--- Start ---
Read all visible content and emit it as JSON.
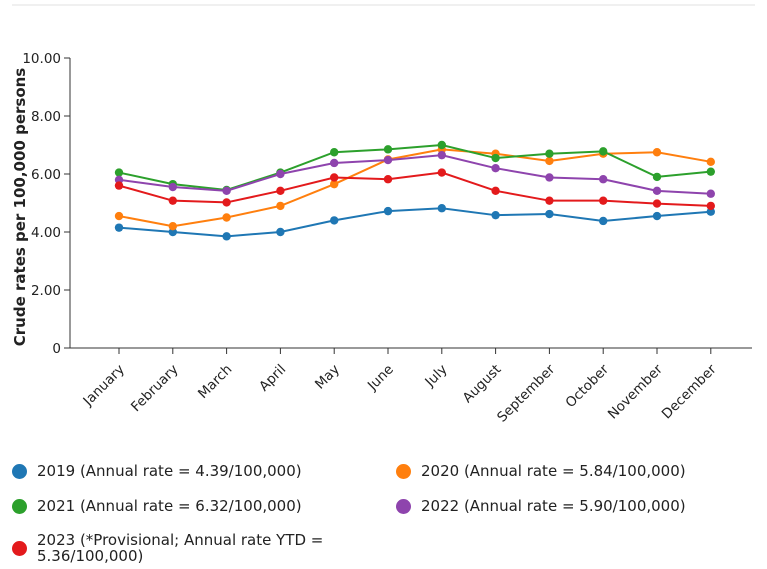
{
  "chart_data": {
    "type": "line",
    "ylabel": "Crude rates per 100,000 persons",
    "xlabel": "",
    "ylim": [
      0,
      10
    ],
    "y_ticks": [
      "0",
      "2.00",
      "4.00",
      "6.00",
      "8.00",
      "10.00"
    ],
    "grid": false,
    "legend_position": "bottom",
    "categories": [
      "January",
      "February",
      "March",
      "April",
      "May",
      "June",
      "July",
      "August",
      "September",
      "October",
      "November",
      "December"
    ],
    "series": [
      {
        "name": "2019 (Annual rate = 4.39/100,000)",
        "color": "#1f77b4",
        "values": [
          4.15,
          4.0,
          3.85,
          4.0,
          4.4,
          4.72,
          4.82,
          4.58,
          4.62,
          4.38,
          4.55,
          4.7
        ]
      },
      {
        "name": "2020 (Annual rate = 5.84/100,000)",
        "color": "#ff7f0e",
        "values": [
          4.55,
          4.2,
          4.5,
          4.9,
          5.65,
          6.5,
          6.85,
          6.7,
          6.45,
          6.7,
          6.75,
          6.42
        ]
      },
      {
        "name": "2021 (Annual rate = 6.32/100,000)",
        "color": "#2ca02c",
        "values": [
          6.05,
          5.65,
          5.45,
          6.05,
          6.75,
          6.85,
          7.0,
          6.55,
          6.7,
          6.78,
          5.9,
          6.08
        ]
      },
      {
        "name": "2022 (Annual rate = 5.90/100,000)",
        "color": "#8e44ad",
        "values": [
          5.8,
          5.55,
          5.42,
          6.0,
          6.38,
          6.48,
          6.65,
          6.2,
          5.88,
          5.82,
          5.42,
          5.32
        ]
      },
      {
        "name": "2023 (*Provisional; Annual rate YTD =\n5.36/100,000)",
        "color": "#e31a1c",
        "values": [
          5.6,
          5.08,
          5.02,
          5.42,
          5.88,
          5.82,
          6.05,
          5.42,
          5.08,
          5.08,
          4.98,
          4.9
        ]
      }
    ]
  }
}
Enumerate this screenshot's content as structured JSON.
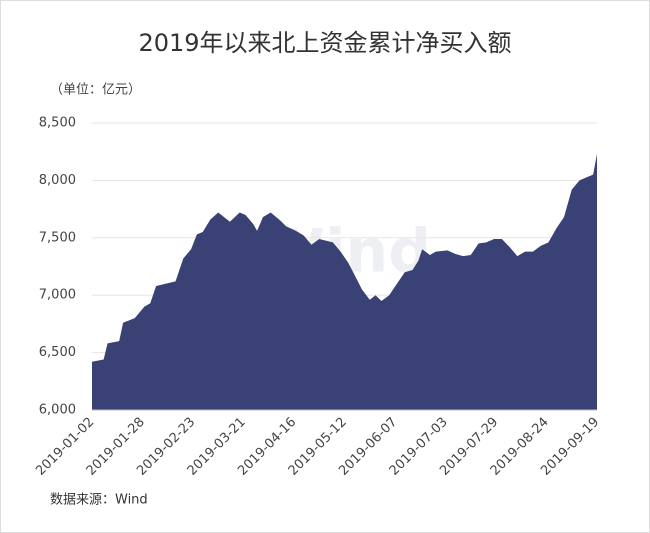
{
  "chart_data": {
    "type": "area",
    "title": "2019年以来北上资金累计净买入额",
    "subtitle": "（单位：亿元）",
    "source": "数据来源：Wind",
    "watermark": "Wind",
    "color": "#3a4275",
    "grid": true,
    "x": [
      "2019-01-02",
      "2019-01-08",
      "2019-01-10",
      "2019-01-16",
      "2019-01-18",
      "2019-01-24",
      "2019-01-29",
      "2019-02-01",
      "2019-02-04",
      "2019-02-14",
      "2019-02-18",
      "2019-02-22",
      "2019-02-25",
      "2019-02-28",
      "2019-03-04",
      "2019-03-08",
      "2019-03-11",
      "2019-03-14",
      "2019-03-19",
      "2019-03-22",
      "2019-03-26",
      "2019-03-28",
      "2019-03-31",
      "2019-04-04",
      "2019-04-09",
      "2019-04-12",
      "2019-04-17",
      "2019-04-21",
      "2019-04-25",
      "2019-04-29",
      "2019-05-06",
      "2019-05-10",
      "2019-05-14",
      "2019-05-18",
      "2019-05-21",
      "2019-05-25",
      "2019-05-28",
      "2019-05-31",
      "2019-06-04",
      "2019-06-08",
      "2019-06-12",
      "2019-06-16",
      "2019-06-19",
      "2019-06-21",
      "2019-06-25",
      "2019-06-28",
      "2019-07-04",
      "2019-07-08",
      "2019-07-12",
      "2019-07-16",
      "2019-07-20",
      "2019-07-24",
      "2019-07-28",
      "2019-08-01",
      "2019-08-05",
      "2019-08-09",
      "2019-08-13",
      "2019-08-17",
      "2019-08-21",
      "2019-08-25",
      "2019-08-29",
      "2019-09-02",
      "2019-09-06",
      "2019-09-10",
      "2019-09-14",
      "2019-09-17",
      "2019-09-19"
    ],
    "values": [
      6420,
      6440,
      6580,
      6600,
      6760,
      6800,
      6900,
      6930,
      7080,
      7120,
      7320,
      7400,
      7530,
      7550,
      7660,
      7720,
      7680,
      7640,
      7720,
      7700,
      7620,
      7560,
      7680,
      7720,
      7650,
      7600,
      7560,
      7520,
      7440,
      7490,
      7460,
      7380,
      7280,
      7150,
      7050,
      6960,
      7000,
      6950,
      7000,
      7100,
      7200,
      7220,
      7300,
      7400,
      7350,
      7380,
      7390,
      7360,
      7340,
      7350,
      7450,
      7460,
      7490,
      7490,
      7420,
      7340,
      7380,
      7380,
      7430,
      7460,
      7580,
      7680,
      7920,
      8000,
      8030,
      8050,
      8230
    ],
    "xlim": [
      "2019-01-02",
      "2019-09-19"
    ],
    "xticks": [
      "2019-01-02",
      "2019-01-28",
      "2019-02-23",
      "2019-03-21",
      "2019-04-16",
      "2019-05-12",
      "2019-06-07",
      "2019-07-03",
      "2019-07-29",
      "2019-08-24",
      "2019-09-19"
    ],
    "ylim": [
      6000,
      8500
    ],
    "yticks": [
      {
        "value": 6000,
        "label": "6,000"
      },
      {
        "value": 6500,
        "label": "6,500"
      },
      {
        "value": 7000,
        "label": "7,000"
      },
      {
        "value": 7500,
        "label": "7,500"
      },
      {
        "value": 8000,
        "label": "8,000"
      },
      {
        "value": 8500,
        "label": "8,500"
      }
    ]
  }
}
--- End ---
▸ **Problem requirements**
Select the lines that carry the string "color" and copy them.

▸ **The output**
        "color": "#1f77b4",
        "color": "#ff7f0e",
        "color": "#2ca02c",
        "color": "#8e44ad",
        "color": "#e31a1c",
    "color": "#3a4275",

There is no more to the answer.